Recorded data:
****

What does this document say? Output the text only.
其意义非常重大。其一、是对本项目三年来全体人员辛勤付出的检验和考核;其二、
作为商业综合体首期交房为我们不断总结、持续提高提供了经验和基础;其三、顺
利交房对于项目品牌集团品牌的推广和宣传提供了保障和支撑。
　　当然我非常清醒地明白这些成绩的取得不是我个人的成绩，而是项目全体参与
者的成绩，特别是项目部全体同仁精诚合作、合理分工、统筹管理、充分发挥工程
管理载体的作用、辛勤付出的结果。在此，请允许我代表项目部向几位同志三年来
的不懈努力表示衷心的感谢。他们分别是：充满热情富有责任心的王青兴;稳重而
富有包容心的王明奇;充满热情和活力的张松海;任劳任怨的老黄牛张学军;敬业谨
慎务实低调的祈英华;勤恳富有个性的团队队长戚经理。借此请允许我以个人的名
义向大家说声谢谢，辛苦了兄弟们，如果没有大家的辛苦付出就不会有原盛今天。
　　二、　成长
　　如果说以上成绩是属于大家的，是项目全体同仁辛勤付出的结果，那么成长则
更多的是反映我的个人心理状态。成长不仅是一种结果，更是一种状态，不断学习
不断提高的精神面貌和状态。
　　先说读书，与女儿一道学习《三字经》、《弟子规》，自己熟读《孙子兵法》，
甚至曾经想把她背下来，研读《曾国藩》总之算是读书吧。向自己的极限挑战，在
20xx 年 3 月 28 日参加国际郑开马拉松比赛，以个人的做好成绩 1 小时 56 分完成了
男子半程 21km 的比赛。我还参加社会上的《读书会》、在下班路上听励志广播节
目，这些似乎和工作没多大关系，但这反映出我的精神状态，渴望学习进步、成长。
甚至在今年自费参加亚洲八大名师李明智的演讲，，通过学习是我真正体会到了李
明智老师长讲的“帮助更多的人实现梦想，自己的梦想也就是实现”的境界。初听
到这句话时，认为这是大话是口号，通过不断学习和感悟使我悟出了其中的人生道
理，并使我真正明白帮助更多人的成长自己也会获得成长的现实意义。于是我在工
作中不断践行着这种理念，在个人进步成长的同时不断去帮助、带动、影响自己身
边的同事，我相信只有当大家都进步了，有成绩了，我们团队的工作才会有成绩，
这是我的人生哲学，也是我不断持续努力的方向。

****

(REQUIRED WORK):
Copy out each line exactly.

(WRITTEN RESPONSE):
What does this document say? Output the text only.
其意义非常重大。其一、是对本项目三年来全体人员辛勤付出的检验和考核;其二、
作为商业综合体首期交房为我们不断总结、持续提高提供了经验和基础;其三、顺
利交房对于项目品牌集团品牌的推广和宣传提供了保障和支撑。
　　当然我非常清醒地明白这些成绩的取得不是我个人的成绩，而是项目全体参与
者的成绩，特别是项目部全体同仁精诚合作、合理分工、统筹管理、充分发挥工程
管理载体的作用、辛勤付出的结果。在此，请允许我代表项目部向几位同志三年来
的不懈努力表示衷心的感谢。他们分别是：充满热情富有责任心的王青兴;稳重而
富有包容心的王明奇;充满热情和活力的张松海;任劳任怨的老黄牛张学军;敬业谨
慎务实低调的祈英华;勤恳富有个性的团队队长戚经理。借此请允许我以个人的名
义向大家说声谢谢，辛苦了兄弟们，如果没有大家的辛苦付出就不会有原盛今天。
　　二、　成长
　　如果说以上成绩是属于大家的，是项目全体同仁辛勤付出的结果，那么成长则
更多的是反映我的个人心理状态。成长不仅是一种结果，更是一种状态，不断学习
不断提高的精神面貌和状态。
　　先说读书，与女儿一道学习《三字经》、《弟子规》，自己熟读《孙子兵法》，
甚至曾经想把她背下来，研读《曾国藩》总之算是读书吧。向自己的极限挑战，在
20xx 年 3 月 28 日参加国际郑开马拉松比赛，以个人的做好成绩 1 小时 56 分完成了
男子半程 21km 的比赛。我还参加社会上的《读书会》、在下班路上听励志广播节
目，这些似乎和工作没多大关系，但这反映出我的精神状态，渴望学习进步、成长。
甚至在今年自费参加亚洲八大名师李明智的演讲，，通过学习是我真正体会到了李
明智老师长讲的“帮助更多的人实现梦想，自己的梦想也就是实现”的境界。初听
到这句话时，认为这是大话是口号，通过不断学习和感悟使我悟出了其中的人生道
理，并使我真正明白帮助更多人的成长自己也会获得成长的现实意义。于是我在工
作中不断践行着这种理念，在个人进步成长的同时不断去帮助、带动、影响自己身
边的同事，我相信只有当大家都进步了，有成绩了，我们团队的工作才会有成绩，
这是我的人生哲学，也是我不断持续努力的方向。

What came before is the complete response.